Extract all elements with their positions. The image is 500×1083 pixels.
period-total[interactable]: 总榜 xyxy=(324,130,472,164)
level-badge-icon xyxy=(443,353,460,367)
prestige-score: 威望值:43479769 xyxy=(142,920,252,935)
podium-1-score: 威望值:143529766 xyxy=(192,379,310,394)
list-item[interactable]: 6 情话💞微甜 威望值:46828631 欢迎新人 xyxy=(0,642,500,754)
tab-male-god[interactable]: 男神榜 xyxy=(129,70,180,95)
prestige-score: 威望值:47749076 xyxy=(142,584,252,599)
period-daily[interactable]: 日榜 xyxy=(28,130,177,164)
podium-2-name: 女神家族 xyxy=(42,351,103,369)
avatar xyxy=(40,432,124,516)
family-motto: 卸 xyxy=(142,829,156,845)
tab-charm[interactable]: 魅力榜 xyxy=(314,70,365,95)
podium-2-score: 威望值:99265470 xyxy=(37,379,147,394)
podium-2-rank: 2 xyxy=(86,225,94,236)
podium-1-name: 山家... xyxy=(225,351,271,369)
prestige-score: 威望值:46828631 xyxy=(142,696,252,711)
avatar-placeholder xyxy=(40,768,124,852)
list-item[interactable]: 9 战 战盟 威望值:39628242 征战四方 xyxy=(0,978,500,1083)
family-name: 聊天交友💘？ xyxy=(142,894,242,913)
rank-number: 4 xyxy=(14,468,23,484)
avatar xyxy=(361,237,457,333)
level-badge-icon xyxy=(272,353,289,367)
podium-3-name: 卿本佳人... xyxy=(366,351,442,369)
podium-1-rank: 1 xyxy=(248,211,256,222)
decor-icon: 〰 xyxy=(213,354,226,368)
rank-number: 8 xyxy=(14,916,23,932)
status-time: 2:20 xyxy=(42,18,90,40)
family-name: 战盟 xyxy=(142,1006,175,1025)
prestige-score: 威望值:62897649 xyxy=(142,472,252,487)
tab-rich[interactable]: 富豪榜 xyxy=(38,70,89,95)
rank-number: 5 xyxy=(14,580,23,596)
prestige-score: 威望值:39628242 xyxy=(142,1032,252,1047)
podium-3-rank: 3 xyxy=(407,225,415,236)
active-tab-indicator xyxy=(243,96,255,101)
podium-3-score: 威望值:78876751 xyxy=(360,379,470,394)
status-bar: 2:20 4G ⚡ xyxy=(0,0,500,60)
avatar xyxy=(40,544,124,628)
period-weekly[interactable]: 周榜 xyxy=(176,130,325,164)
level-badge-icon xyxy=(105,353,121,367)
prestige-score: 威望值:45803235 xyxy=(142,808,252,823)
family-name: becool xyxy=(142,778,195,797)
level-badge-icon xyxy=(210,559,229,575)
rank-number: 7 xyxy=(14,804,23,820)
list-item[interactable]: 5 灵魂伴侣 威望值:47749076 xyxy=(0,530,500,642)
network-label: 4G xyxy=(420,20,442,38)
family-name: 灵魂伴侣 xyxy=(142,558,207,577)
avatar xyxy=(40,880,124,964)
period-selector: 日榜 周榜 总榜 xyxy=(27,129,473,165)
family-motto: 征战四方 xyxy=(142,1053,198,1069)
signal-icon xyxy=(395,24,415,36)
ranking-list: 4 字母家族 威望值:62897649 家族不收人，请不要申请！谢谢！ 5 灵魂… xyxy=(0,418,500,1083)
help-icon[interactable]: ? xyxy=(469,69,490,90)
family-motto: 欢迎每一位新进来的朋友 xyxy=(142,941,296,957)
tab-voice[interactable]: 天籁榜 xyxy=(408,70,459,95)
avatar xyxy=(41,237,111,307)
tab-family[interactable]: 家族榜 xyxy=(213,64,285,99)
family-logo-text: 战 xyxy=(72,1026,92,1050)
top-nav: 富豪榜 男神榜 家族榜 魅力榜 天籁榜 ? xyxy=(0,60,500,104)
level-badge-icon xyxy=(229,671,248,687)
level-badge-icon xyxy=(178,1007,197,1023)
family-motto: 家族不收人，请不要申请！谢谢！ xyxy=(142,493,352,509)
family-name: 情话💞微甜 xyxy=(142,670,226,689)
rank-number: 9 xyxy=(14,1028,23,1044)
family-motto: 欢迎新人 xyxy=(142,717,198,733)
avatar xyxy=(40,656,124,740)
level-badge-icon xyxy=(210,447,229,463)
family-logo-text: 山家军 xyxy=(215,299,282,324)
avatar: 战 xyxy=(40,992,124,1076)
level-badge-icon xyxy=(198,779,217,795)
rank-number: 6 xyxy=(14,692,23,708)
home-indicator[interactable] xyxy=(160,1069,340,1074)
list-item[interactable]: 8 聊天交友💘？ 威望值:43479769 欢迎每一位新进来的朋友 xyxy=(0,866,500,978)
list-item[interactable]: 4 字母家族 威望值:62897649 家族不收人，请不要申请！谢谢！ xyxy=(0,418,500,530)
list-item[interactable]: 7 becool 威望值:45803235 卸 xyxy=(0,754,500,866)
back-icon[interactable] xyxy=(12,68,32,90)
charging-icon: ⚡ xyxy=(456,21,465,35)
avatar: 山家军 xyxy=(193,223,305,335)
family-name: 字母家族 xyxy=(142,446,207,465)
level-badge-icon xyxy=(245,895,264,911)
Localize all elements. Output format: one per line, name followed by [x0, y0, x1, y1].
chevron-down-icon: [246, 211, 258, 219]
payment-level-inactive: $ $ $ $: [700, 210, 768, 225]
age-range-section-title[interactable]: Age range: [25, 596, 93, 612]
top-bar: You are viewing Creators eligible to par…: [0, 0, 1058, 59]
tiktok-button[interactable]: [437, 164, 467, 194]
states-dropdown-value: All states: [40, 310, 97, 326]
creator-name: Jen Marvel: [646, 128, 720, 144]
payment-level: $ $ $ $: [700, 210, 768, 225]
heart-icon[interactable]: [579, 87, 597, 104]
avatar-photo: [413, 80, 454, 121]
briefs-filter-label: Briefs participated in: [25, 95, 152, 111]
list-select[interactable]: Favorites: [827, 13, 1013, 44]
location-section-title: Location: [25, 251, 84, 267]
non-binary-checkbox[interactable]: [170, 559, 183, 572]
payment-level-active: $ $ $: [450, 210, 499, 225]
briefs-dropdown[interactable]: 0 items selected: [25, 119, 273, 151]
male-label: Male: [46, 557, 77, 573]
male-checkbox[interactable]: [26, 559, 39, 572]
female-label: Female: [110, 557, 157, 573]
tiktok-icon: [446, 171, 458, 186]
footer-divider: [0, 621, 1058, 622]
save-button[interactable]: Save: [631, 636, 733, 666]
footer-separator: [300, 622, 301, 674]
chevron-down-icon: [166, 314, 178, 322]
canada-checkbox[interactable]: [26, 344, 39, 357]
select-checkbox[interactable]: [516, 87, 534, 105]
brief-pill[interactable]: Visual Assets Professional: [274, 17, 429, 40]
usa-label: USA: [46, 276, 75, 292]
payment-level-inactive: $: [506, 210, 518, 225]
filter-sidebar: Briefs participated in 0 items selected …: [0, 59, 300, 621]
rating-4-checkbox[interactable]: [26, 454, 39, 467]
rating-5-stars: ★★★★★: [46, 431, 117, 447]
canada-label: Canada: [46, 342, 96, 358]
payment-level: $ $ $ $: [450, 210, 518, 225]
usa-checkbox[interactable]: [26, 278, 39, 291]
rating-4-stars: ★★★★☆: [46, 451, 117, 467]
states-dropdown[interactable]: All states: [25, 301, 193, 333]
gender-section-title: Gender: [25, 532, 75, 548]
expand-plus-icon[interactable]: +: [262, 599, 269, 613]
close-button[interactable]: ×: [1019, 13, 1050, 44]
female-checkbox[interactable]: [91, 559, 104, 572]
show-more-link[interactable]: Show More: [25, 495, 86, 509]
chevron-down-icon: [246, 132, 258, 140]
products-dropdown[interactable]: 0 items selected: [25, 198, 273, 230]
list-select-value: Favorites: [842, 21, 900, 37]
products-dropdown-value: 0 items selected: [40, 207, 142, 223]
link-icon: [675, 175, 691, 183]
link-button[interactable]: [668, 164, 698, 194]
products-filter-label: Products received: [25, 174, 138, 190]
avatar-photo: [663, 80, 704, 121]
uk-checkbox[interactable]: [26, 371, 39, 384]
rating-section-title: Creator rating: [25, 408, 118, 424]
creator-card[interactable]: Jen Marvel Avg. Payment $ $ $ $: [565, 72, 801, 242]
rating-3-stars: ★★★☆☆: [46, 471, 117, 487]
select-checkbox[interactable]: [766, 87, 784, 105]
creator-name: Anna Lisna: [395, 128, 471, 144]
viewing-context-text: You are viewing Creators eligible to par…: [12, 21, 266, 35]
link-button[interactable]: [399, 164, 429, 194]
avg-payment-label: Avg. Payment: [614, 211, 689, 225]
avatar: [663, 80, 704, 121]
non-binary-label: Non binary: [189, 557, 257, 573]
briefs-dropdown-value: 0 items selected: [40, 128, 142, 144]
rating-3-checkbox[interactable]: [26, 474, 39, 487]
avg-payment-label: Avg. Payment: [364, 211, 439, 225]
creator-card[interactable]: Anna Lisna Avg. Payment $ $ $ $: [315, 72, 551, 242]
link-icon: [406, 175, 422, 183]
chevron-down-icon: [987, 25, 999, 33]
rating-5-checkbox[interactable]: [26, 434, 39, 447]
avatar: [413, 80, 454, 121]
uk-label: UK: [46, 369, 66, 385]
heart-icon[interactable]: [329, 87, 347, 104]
---
PROBLEM REQUIREMENTS:
Copy the lines above exactly, starting from the first one and ending with the line that contains "avatar xyxy=(40,880,124,964)", including both.

THE ANSWER:
Extract all elements with their positions. The image is 500×1083 pixels.
period-total[interactable]: 总榜 xyxy=(324,130,472,164)
level-badge-icon xyxy=(443,353,460,367)
prestige-score: 威望值:43479769 xyxy=(142,920,252,935)
podium-1-score: 威望值:143529766 xyxy=(192,379,310,394)
list-item[interactable]: 6 情话💞微甜 威望值:46828631 欢迎新人 xyxy=(0,642,500,754)
tab-male-god[interactable]: 男神榜 xyxy=(129,70,180,95)
prestige-score: 威望值:47749076 xyxy=(142,584,252,599)
period-daily[interactable]: 日榜 xyxy=(28,130,177,164)
podium-2-name: 女神家族 xyxy=(42,351,103,369)
avatar xyxy=(40,432,124,516)
family-motto: 卸 xyxy=(142,829,156,845)
tab-charm[interactable]: 魅力榜 xyxy=(314,70,365,95)
podium-2-score: 威望值:99265470 xyxy=(37,379,147,394)
podium-2-rank: 2 xyxy=(86,225,94,236)
podium-1-name: 山家... xyxy=(225,351,271,369)
prestige-score: 威望值:46828631 xyxy=(142,696,252,711)
avatar-placeholder xyxy=(40,768,124,852)
list-item[interactable]: 9 战 战盟 威望值:39628242 征战四方 xyxy=(0,978,500,1083)
family-name: 聊天交友💘？ xyxy=(142,894,242,913)
rank-number: 4 xyxy=(14,468,23,484)
avatar xyxy=(361,237,457,333)
level-badge-icon xyxy=(272,353,289,367)
podium-3-name: 卿本佳人... xyxy=(366,351,442,369)
podium-1-rank: 1 xyxy=(248,211,256,222)
decor-icon: 〰 xyxy=(213,354,226,368)
rank-number: 8 xyxy=(14,916,23,932)
status-time: 2:20 xyxy=(42,18,90,40)
family-name: 战盟 xyxy=(142,1006,175,1025)
prestige-score: 威望值:62897649 xyxy=(142,472,252,487)
tab-rich[interactable]: 富豪榜 xyxy=(38,70,89,95)
rank-number: 5 xyxy=(14,580,23,596)
prestige-score: 威望值:39628242 xyxy=(142,1032,252,1047)
podium-3-rank: 3 xyxy=(407,225,415,236)
active-tab-indicator xyxy=(243,96,255,101)
podium-3-score: 威望值:78876751 xyxy=(360,379,470,394)
status-bar: 2:20 4G ⚡ xyxy=(0,0,500,60)
avatar xyxy=(40,544,124,628)
period-weekly[interactable]: 周榜 xyxy=(176,130,325,164)
level-badge-icon xyxy=(105,353,121,367)
prestige-score: 威望值:45803235 xyxy=(142,808,252,823)
family-name: becool xyxy=(142,778,195,797)
level-badge-icon xyxy=(210,559,229,575)
rank-number: 7 xyxy=(14,804,23,820)
list-item[interactable]: 5 灵魂伴侣 威望值:47749076 xyxy=(0,530,500,642)
network-label: 4G xyxy=(420,20,442,38)
family-name: 灵魂伴侣 xyxy=(142,558,207,577)
avatar xyxy=(40,880,124,964)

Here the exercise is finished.